▶ Given request: Each entry must be given again exactly; images do not belong in the copy.

▶ Provided information:

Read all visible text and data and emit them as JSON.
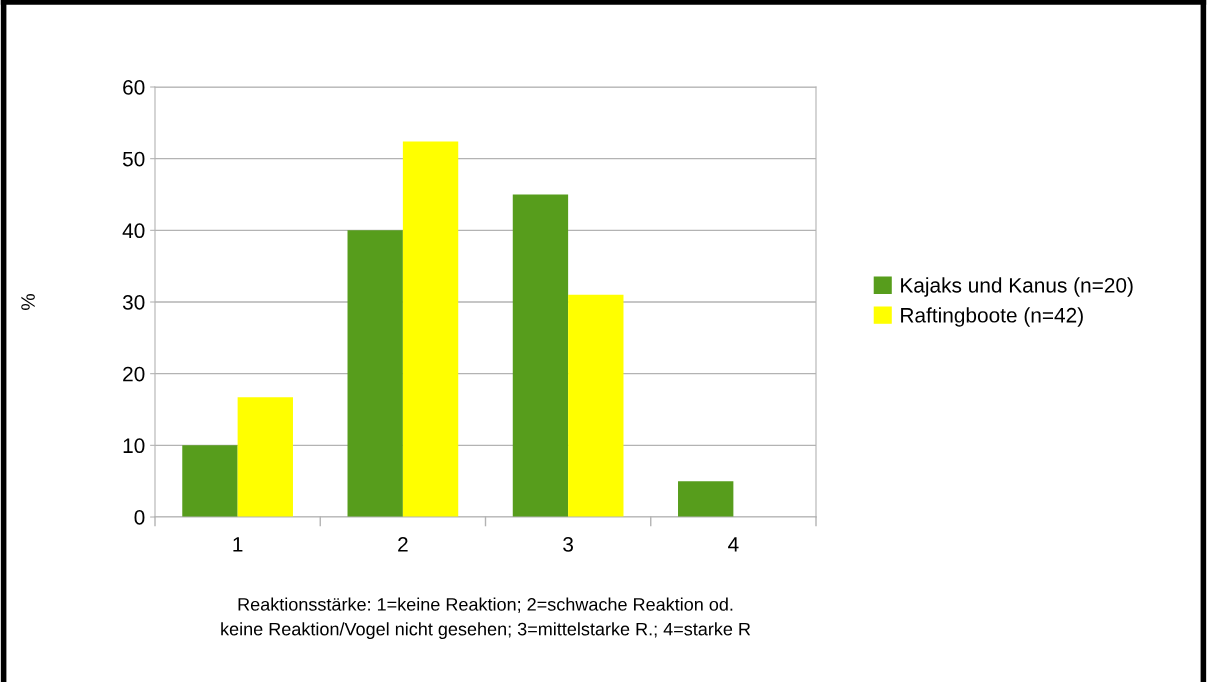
{
  "chart_data": {
    "type": "bar",
    "categories": [
      "1",
      "2",
      "3",
      "4"
    ],
    "xlabel": "Reaktionsstärke: 1=keine Reaktion; 2=schwache Reaktion od.\nkeine Reaktion/Vogel nicht gesehen; 3=mittelstarke R.; 4=starke R",
    "ylabel": "%",
    "series": [
      {
        "name": "Kajaks und Kanus (n=20)",
        "color": "#579d1c",
        "values": [
          10,
          40,
          45,
          5
        ]
      },
      {
        "name": "Raftingboote (n=42)",
        "color": "#ffff00",
        "values": [
          16.7,
          52.4,
          31,
          0
        ]
      }
    ],
    "ylim": [
      0,
      60
    ],
    "yticks": [
      0,
      10,
      20,
      30,
      40,
      50,
      60
    ],
    "grid": "y",
    "legend": "right"
  }
}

▶ Complete answer:
Read all visible text and data and emit them as JSON.
{
  "chart_data": {
    "type": "bar",
    "categories": [
      "1",
      "2",
      "3",
      "4"
    ],
    "xlabel": "Reaktionsstärke: 1=keine Reaktion; 2=schwache Reaktion od.\nkeine Reaktion/Vogel nicht gesehen; 3=mittelstarke R.; 4=starke R",
    "ylabel": "%",
    "series": [
      {
        "name": "Kajaks und Kanus (n=20)",
        "color": "#579d1c",
        "values": [
          10,
          40,
          45,
          5
        ]
      },
      {
        "name": "Raftingboote (n=42)",
        "color": "#ffff00",
        "values": [
          16.7,
          52.4,
          31,
          0
        ]
      }
    ],
    "ylim": [
      0,
      60
    ],
    "yticks": [
      0,
      10,
      20,
      30,
      40,
      50,
      60
    ],
    "grid": "y",
    "legend": "right"
  }
}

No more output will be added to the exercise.